(Problem requirements): From the entries below, list each line with "Waster".

(Supplied records):

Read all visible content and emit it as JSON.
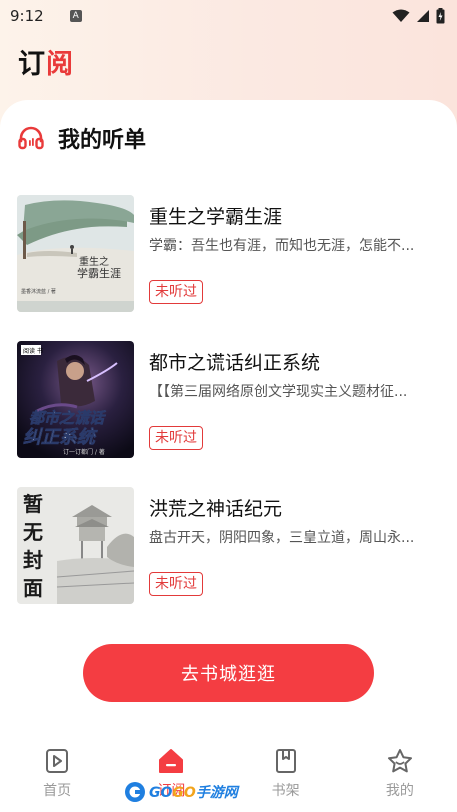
{
  "status_bar": {
    "time": "9:12",
    "notification": "A"
  },
  "app": {
    "title_part1": "订",
    "title_part2": "阅"
  },
  "section": {
    "title": "我的听单",
    "icon": "headphones-icon"
  },
  "books": [
    {
      "title": "重生之学霸生涯",
      "desc": "学霸：吾生也有涯，而知也无涯，怎能不...",
      "status": "未听过",
      "cover_title": "重生之学霸生涯",
      "cover_author": "墨香沐流蓝 / 著"
    },
    {
      "title": "都市之谎话纠正系统",
      "desc": "【【第三届网络原创文学现实主义题材征...",
      "status": "未听过",
      "cover_title_1": "都市之谎话",
      "cover_title_2": "纠正系统",
      "cover_author": "订一订都门 / 著",
      "cover_badge": "阅读 书"
    },
    {
      "title": "洪荒之神话纪元",
      "desc": "盘古开天，阴阳四象，三皇立道，周山永...",
      "status": "未听过",
      "cover_title": "暂无封面"
    }
  ],
  "cta": {
    "label": "去书城逛逛"
  },
  "tabs": [
    {
      "label": "首页",
      "icon": "home-icon"
    },
    {
      "label": "订阅",
      "icon": "subscribe-icon"
    },
    {
      "label": "书架",
      "icon": "bookshelf-icon"
    },
    {
      "label": "我的",
      "icon": "star-icon"
    }
  ],
  "watermark": {
    "text_a": "GO",
    "text_b": "GO",
    "text_c": "手游网"
  },
  "colors": {
    "accent": "#f43d42",
    "badge": "#e23a3a"
  }
}
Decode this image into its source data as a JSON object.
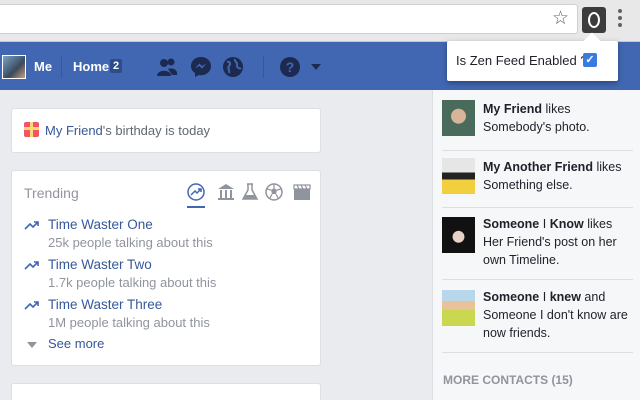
{
  "extension_popup": {
    "label": "Is Zen Feed Enabled ?",
    "checked": true,
    "check_glyph": "✓"
  },
  "navbar": {
    "me_label": "Me",
    "home_label": "Home",
    "home_count": "2",
    "icons": [
      "friends-icon",
      "messenger-icon",
      "globe-icon",
      "help-icon",
      "caret-down-icon"
    ],
    "brand_color": "#4267b2"
  },
  "birthday": {
    "friend_name": "My Friend",
    "suffix": "'s birthday is today"
  },
  "trending": {
    "title": "Trending",
    "categories": [
      "trending-icon",
      "politics-icon",
      "science-icon",
      "sports-icon",
      "entertainment-icon"
    ],
    "items": [
      {
        "title": "Time Waster One",
        "sub": "25k people talking about this"
      },
      {
        "title": "Time Waster Two",
        "sub": "1.7k people talking about this"
      },
      {
        "title": "Time Waster Three",
        "sub": "1M people talking about this"
      }
    ],
    "see_more": "See more"
  },
  "ticker": {
    "items": [
      {
        "name": "My Friend",
        "rest": " likes Somebody's photo."
      },
      {
        "name": "My Another Friend",
        "rest": " likes Something else."
      },
      {
        "name": "Someone",
        "rest_mid": " I ",
        "name2": "Know",
        "rest": " likes Her Friend's post on her own Timeline."
      },
      {
        "name": "Someone",
        "rest_mid": " I ",
        "name2": "knew",
        "rest": " and Someone I don't know are now friends."
      }
    ],
    "more_contacts": "MORE CONTACTS (15)"
  }
}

(Written answer):
        "title": "Time Waster One",
        "title": "Time Waster Two",
        "title": "Time Waster Three",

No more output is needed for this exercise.